[PROVIDED PASSAGE]
----------------

It doesn't matter to me which is used but I can see the validity of some terms being considered offensive. For instance, this is how one of my favorite writers, Susan Jacoby, feels about it (from her book _Never Say Die: The Myth and Marketing of the New Old Age_):

"Geriatrician William H. Thomas...[has said], '*Elders *have long spoken for the Earth, its living creatures, and the children who are yet to be born...Let us consider those *elders *who have 'long spoken for Earth.' I guess Thomas isn’t talking about old men who made their fortunes from strip mining, logging, or dumping industrial waste into rivers and who are trying to hang on to every dollar they have acquired from despoiling the natural world."


----------



## CrowFlies (May 8, 2022)

win231 said:


> "Circling The Drain" is fine with me.


----------



## Jace (May 11, 2022)

Not me, of course,..but some might be considered...
an  "Old, dotterng, fossil".


----------



## Leann (May 11, 2022)

I don't know how the world sees me but inside I feel a lot younger than I must appear.  No one is surprised if I ask for a senior discount. They don't gasp and say "I would have _never_ guessed you were a senior citizen" . I don't take offense to anyone calling me ma'am, senior citizen, or mature.

----------------

[Dataset records]

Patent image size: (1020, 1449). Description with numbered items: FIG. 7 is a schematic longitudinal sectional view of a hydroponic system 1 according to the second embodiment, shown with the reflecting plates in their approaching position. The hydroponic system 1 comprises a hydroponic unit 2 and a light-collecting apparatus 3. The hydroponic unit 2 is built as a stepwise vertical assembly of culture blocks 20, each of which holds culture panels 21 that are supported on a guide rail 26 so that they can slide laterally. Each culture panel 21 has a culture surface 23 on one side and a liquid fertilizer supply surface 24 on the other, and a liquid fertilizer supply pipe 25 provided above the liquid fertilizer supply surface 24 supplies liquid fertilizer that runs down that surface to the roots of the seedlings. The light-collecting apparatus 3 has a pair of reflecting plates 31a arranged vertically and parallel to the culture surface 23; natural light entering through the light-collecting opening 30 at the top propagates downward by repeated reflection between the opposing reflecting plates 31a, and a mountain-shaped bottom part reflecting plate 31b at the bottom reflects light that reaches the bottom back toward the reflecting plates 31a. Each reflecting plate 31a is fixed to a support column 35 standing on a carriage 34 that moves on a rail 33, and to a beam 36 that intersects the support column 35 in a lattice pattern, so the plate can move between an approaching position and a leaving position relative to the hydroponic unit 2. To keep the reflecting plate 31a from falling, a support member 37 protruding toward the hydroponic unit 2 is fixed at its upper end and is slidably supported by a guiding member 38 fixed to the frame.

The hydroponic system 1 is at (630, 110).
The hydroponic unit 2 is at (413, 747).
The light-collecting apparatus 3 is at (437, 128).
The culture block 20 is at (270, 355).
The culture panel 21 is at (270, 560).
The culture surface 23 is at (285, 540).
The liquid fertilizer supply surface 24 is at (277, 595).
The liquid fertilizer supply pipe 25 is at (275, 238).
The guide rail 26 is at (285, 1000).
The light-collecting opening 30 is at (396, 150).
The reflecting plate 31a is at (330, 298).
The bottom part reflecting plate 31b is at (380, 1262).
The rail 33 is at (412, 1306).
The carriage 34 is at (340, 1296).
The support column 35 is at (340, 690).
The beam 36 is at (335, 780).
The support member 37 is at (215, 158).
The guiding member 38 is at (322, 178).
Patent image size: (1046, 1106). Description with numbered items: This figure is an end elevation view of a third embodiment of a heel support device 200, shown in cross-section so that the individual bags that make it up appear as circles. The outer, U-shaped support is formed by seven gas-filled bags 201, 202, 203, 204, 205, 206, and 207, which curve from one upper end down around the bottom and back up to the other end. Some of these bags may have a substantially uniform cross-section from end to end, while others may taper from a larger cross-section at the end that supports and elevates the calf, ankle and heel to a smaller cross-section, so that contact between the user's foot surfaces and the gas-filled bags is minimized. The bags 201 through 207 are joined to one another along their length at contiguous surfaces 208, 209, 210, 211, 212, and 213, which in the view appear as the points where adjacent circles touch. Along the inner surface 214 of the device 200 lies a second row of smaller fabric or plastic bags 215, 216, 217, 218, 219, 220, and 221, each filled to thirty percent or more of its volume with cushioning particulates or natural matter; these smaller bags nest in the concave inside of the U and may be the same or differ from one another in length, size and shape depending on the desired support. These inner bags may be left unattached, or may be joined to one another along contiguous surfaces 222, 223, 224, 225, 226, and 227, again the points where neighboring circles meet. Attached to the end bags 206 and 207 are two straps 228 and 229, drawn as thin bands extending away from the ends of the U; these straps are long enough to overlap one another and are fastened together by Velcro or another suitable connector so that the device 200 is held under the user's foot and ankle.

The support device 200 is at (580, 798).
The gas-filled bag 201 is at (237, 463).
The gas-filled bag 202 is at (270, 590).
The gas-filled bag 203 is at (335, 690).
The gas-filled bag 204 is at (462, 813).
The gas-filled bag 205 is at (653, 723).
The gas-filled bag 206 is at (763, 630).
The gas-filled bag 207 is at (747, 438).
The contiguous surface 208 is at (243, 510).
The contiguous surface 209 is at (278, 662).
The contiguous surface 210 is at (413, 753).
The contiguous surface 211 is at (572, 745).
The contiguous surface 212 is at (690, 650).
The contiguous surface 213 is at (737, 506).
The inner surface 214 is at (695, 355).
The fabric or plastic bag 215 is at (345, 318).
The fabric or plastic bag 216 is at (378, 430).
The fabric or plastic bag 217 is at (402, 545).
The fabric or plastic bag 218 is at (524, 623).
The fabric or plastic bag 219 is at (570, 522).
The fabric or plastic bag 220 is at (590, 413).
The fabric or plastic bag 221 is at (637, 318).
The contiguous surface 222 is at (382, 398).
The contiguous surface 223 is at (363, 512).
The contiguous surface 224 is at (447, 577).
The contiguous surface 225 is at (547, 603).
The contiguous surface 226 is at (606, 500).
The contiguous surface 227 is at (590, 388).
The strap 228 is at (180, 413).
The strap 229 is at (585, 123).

----------------

[TASK LIST]
a) In the forum thread about terms for older people, which book by Susan Jacoby does the first post quote?
b) Carry on the forum thread about terms for older people, starting right after its last sentence.
This listing comes from a different source than the forum thread.

[RESPONSES BY TASK]
a) Never Say Die: The Myth and Marketing of the New Old Age

b)
----------



## Capt Lightning (May 17, 2022)

I'm a "Crumbly".


----------



## katlupe (May 17, 2022)

If it wasn't for my mobility condition I would continue with the "ageless" term. Though I never actually think about my age or how it fits in with the rest of the people.


----------



## Remy (May 17, 2022)

I'll take those senior discounts any day. Salvation Army gives 25% on Wednesdays and Goodwill gives 10% Tuesday and Wednesday. 

I don't identify as any of those really. I just feel worn out.


----------



## JustBonee (May 17, 2022)

Senior, elderly, mature or other? ...​
Living around this Senior apt. complex,   I'm just that  woman  who lives on the third floor with "Bear"
.. some people don't know my name,  but they  all seem to know Bear


----------



## RubyK (May 17, 2022)

I like being called a senior. I don't like the term elderly at all, even though I'm 82.


----------



## Nathan (May 17, 2022)

> Senior, elderly, mature or other?


I go with senior as a label that does not specifically have an age connotation attached.    I never ever think of "senior discounts", I'm just tryin' to keep from getting robbed left and right.


----------



## mrstime (May 17, 2022)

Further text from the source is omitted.